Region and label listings
=-=-=-=-=
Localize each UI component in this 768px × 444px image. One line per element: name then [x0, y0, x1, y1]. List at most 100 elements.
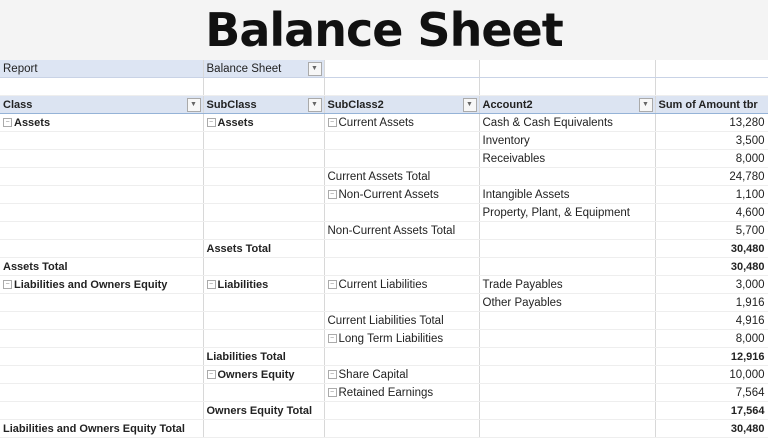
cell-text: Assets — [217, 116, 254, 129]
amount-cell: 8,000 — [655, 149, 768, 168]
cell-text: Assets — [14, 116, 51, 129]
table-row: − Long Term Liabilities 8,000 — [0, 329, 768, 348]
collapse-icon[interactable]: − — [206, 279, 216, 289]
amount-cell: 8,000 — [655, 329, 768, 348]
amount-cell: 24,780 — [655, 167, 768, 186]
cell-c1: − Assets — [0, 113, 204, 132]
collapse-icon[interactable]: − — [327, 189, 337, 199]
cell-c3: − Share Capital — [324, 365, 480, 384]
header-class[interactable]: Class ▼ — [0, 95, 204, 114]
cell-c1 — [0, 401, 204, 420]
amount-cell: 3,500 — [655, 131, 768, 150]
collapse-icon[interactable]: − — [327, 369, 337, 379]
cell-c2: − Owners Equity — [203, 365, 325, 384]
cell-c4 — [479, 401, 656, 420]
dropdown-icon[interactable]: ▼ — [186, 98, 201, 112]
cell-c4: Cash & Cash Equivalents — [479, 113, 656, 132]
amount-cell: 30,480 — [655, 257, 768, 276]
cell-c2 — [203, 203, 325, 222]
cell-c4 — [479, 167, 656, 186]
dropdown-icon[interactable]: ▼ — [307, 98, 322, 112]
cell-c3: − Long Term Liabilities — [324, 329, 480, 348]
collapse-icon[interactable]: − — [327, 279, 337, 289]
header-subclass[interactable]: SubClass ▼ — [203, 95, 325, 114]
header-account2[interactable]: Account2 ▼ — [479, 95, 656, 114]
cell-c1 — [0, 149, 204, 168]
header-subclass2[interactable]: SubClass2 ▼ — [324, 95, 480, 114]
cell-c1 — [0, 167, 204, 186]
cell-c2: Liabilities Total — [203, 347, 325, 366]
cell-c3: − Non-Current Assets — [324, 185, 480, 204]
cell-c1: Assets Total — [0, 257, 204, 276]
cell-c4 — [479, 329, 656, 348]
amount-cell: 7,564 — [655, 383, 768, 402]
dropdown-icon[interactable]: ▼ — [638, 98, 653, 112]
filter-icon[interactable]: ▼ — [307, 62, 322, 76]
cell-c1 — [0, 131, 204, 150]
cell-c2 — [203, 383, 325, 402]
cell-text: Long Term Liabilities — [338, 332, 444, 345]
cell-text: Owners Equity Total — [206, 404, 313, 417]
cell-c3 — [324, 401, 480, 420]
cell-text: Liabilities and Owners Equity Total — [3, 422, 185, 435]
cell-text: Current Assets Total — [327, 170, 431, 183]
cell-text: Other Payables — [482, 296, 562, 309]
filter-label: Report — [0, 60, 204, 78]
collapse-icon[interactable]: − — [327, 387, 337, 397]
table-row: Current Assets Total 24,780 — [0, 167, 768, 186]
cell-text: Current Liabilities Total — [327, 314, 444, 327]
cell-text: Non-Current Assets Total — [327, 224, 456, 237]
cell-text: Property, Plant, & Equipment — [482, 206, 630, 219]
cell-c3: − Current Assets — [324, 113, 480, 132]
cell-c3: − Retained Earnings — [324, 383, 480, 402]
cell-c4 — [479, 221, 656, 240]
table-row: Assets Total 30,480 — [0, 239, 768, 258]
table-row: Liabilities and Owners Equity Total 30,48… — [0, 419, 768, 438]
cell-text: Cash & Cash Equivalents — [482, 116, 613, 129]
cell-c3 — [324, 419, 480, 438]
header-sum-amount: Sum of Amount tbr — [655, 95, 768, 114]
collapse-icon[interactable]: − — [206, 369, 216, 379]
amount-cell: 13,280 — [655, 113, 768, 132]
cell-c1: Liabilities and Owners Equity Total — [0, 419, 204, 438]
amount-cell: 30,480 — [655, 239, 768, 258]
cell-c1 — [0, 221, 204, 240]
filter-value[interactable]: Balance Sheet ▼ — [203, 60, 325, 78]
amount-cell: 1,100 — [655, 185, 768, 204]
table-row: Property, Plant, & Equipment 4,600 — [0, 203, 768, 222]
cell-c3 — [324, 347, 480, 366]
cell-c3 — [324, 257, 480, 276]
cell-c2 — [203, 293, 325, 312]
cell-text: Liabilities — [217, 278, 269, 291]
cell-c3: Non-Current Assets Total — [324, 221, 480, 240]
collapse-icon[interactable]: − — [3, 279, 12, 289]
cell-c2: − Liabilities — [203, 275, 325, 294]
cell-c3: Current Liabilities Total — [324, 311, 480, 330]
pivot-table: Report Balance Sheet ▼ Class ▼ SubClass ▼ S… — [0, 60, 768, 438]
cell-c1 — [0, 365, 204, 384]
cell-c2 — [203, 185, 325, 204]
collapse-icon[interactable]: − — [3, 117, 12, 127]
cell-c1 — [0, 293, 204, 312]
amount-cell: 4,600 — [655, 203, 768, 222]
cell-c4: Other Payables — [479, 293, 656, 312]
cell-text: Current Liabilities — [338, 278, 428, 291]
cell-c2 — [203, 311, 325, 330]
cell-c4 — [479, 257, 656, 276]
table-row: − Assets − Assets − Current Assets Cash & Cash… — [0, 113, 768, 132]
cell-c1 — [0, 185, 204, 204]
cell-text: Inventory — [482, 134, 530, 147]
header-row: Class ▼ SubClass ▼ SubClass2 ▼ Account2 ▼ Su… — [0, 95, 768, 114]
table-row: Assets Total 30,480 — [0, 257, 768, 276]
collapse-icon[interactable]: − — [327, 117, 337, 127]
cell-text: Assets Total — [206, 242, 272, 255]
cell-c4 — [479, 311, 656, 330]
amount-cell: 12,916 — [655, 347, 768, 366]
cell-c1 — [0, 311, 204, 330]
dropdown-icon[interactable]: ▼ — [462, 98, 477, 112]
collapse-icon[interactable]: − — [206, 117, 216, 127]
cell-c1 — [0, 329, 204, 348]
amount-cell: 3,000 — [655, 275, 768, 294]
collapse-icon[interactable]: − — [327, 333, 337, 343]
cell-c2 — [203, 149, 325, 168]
=-=-=-=-=
» Work to complete
Rewrite every line of the entries above as a Markdown table with the columns "No." and "Line," numbering the rows in order and skipping blank lines. Omit the pictures.

» Output for this exercise
| No. | Line |
|---|---|
| 1 | Localize each UI component in this 768px × 444px image. One line per element: name then [x0, y0, x1, y1]. List at most 100 elements. |
| 2 | cell-text: Assets — [217, 116, 254, 129] |
| 3 | amount-cell: 8,000 — [655, 149, 768, 168] |
| 4 | cell-text: Assets — [14, 116, 51, 129] |
| 5 | table-row: − Long Term Liabilities 8,000 — [0, 329, 768, 348] |
| 6 | collapse-icon[interactable]: − — [206, 279, 216, 289] |
| 7 | amount-cell: 8,000 — [655, 329, 768, 348] |
| 8 | amount-cell: 24,780 — [655, 167, 768, 186] |
| 9 | cell-c1: − Assets — [0, 113, 204, 132] |
| 10 | collapse-icon[interactable]: − — [327, 189, 337, 199] |
| 11 | cell-c3: − Share Capital — [324, 365, 480, 384] |
| 12 | header-class[interactable]: Class ▼ — [0, 95, 204, 114] |
| 13 | cell-c1 — [0, 401, 204, 420] |
| 14 | amount-cell: 3,500 — [655, 131, 768, 150] |
| 15 | collapse-icon[interactable]: − — [327, 369, 337, 379] |
| 16 | cell-c2: − Owners Equity — [203, 365, 325, 384] |
| 17 | cell-c4 — [479, 401, 656, 420] |
| 18 | dropdown-icon[interactable]: ▼ — [186, 98, 201, 112] |
| 19 | cell-c4: Cash & Cash Equivalents — [479, 113, 656, 132] |
| 20 | amount-cell: 30,480 — [655, 257, 768, 276] |
| 21 | cell-c2 — [203, 203, 325, 222] |
| 22 | cell-c4 — [479, 167, 656, 186] |
| 23 | dropdown-icon[interactable]: ▼ — [307, 98, 322, 112] |
| 24 | cell-c3: − Long Term Liabilities — [324, 329, 480, 348] |
| 25 | collapse-icon[interactable]: − — [327, 279, 337, 289] |
| 26 | header-subclass[interactable]: SubClass ▼ — [203, 95, 325, 114] |
| 27 | header-account2[interactable]: Account2 ▼ — [479, 95, 656, 114] |
| 28 | cell-c1 — [0, 149, 204, 168] |
| 29 | header-subclass2[interactable]: SubClass2 ▼ — [324, 95, 480, 114] |
| 30 | cell-c1 — [0, 167, 204, 186] |
| 31 | cell-c2: Liabilities Total — [203, 347, 325, 366] |
| 32 | cell-c3: − Non-Current Assets — [324, 185, 480, 204] |
| 33 | cell-c1: Assets Total — [0, 257, 204, 276] |
| 34 | cell-c4 — [479, 329, 656, 348] |
| 35 | amount-cell: 7,564 — [655, 383, 768, 402] |
| 36 | dropdown-icon[interactable]: ▼ — [638, 98, 653, 112] |
| 37 | filter-icon[interactable]: ▼ — [307, 62, 322, 76] |
| 38 | cell-c1 — [0, 131, 204, 150] |
| 39 | cell-c2 — [203, 383, 325, 402] |
| 40 | cell-text: Long Term Liabilities — [338, 332, 444, 345] |
| 41 | cell-text: Owners Equity Total — [206, 404, 313, 417] |
| 42 | cell-c3 — [324, 401, 480, 420] |
| 43 | cell-text: Liabilities and Owners Equity Total — [3, 422, 185, 435] |
| 44 | cell-text: Current Assets Total — [327, 170, 431, 183] |
| 45 | cell-text: Other Payables — [482, 296, 562, 309] |
| 46 | filter-label: Report — [0, 60, 204, 78] |
| 47 | collapse-icon[interactable]: − — [327, 387, 337, 397] |
| 48 | table-row: Current Assets Total 24,780 — [0, 167, 768, 186] |
| 49 | cell-text: Current Liabilities Total — [327, 314, 444, 327] |
| 50 | cell-text: Non-Current Assets Total — [327, 224, 456, 237] |
| 51 | cell-text: Property, Plant, & Equipment — [482, 206, 630, 219] |
| 52 | cell-c3: − Current Assets — [324, 113, 480, 132] |
| 53 | cell-c3: − Retained Earnings — [324, 383, 480, 402] |
| 54 | cell-c4 — [479, 221, 656, 240] |
| 55 | table-row: Assets Total 30,480 — [0, 239, 768, 258] |
| 56 | table-row: Liabilities and Owners Equity Total 30,48… — [0, 419, 768, 438] |
| 57 | cell-text: Cash & Cash Equivalents — [482, 116, 613, 129] |
| 58 | cell-c3 — [324, 419, 480, 438] |
| 59 | header-sum-amount: Sum of Amount tbr — [655, 95, 768, 114] |
| 60 | collapse-icon[interactable]: − — [206, 369, 216, 379] |
| 61 | amount-cell: 13,280 — [655, 113, 768, 132] |
| 62 | cell-c1: Liabilities and Owners Equity Total — [0, 419, 204, 438] |
| 63 | amount-cell: 30,480 — [655, 239, 768, 258] |
| 64 | cell-c1 — [0, 221, 204, 240] |
| 65 | filter-value[interactable]: Balance Sheet ▼ — [203, 60, 325, 78] |
| 66 | amount-cell: 1,100 — [655, 185, 768, 204] |
| 67 | table-row: Property, Plant, & Equipment 4,600 — [0, 203, 768, 222] |
| 68 | cell-c3 — [324, 347, 480, 366] |
| 69 | cell-c3 — [324, 257, 480, 276] |
| 70 | cell-c2 — [203, 293, 325, 312] |
| 71 | cell-text: Liabilities — [217, 278, 269, 291] |
| 72 | cell-c3: Non-Current Assets Total — [324, 221, 480, 240] |
| 73 | collapse-icon[interactable]: − — [3, 279, 12, 289] |
| 74 | cell-c2: − Liabilities — [203, 275, 325, 294] |
| 75 | cell-c3: Current Liabilities Total — [324, 311, 480, 330] |
| 76 | pivot-table: Report Balance Sheet ▼ Class ▼ SubClass ▼ S… — [0, 60, 768, 438] |
| 77 | cell-c1 — [0, 365, 204, 384] |
| 78 | cell-c2 — [203, 185, 325, 204] |
| 79 | collapse-icon[interactable]: − — [3, 117, 12, 127] |
| 80 | cell-c1 — [0, 293, 204, 312] |
| 81 | amount-cell: 4,600 — [655, 203, 768, 222] |
| 82 | cell-c4: Other Payables — [479, 293, 656, 312] |
| 83 | cell-text: Current Liabilities — [338, 278, 428, 291] |
| 84 | cell-c2 — [203, 311, 325, 330] |
| 85 | cell-c4 — [479, 257, 656, 276] |
| 86 | table-row: − Assets − Assets − Current Assets Cash & Cash… — [0, 113, 768, 132] |
| 87 | cell-c1 — [0, 185, 204, 204] |
| 88 | cell-text: Inventory — [482, 134, 530, 147] |
| 89 | header-row: Class ▼ SubClass ▼ SubClass2 ▼ Account2 ▼ Su… — [0, 95, 768, 114] |
| 90 | table-row: Assets Total 30,480 — [0, 257, 768, 276] |
| 91 | collapse-icon[interactable]: − — [327, 117, 337, 127] |
| 92 | cell-text: Assets Total — [206, 242, 272, 255] |
| 93 | cell-c4 — [479, 311, 656, 330] |
| 94 | amount-cell: 12,916 — [655, 347, 768, 366] |
| 95 | cell-c1 — [0, 311, 204, 330] |
| 96 | dropdown-icon[interactable]: ▼ — [462, 98, 477, 112] |
| 97 | collapse-icon[interactable]: − — [206, 117, 216, 127] |
| 98 | cell-c1 — [0, 329, 204, 348] |
| 99 | amount-cell: 3,000 — [655, 275, 768, 294] |
| 100 | collapse-icon[interactable]: − — [327, 333, 337, 343] |
| 101 | cell-c2 — [203, 149, 325, 168] |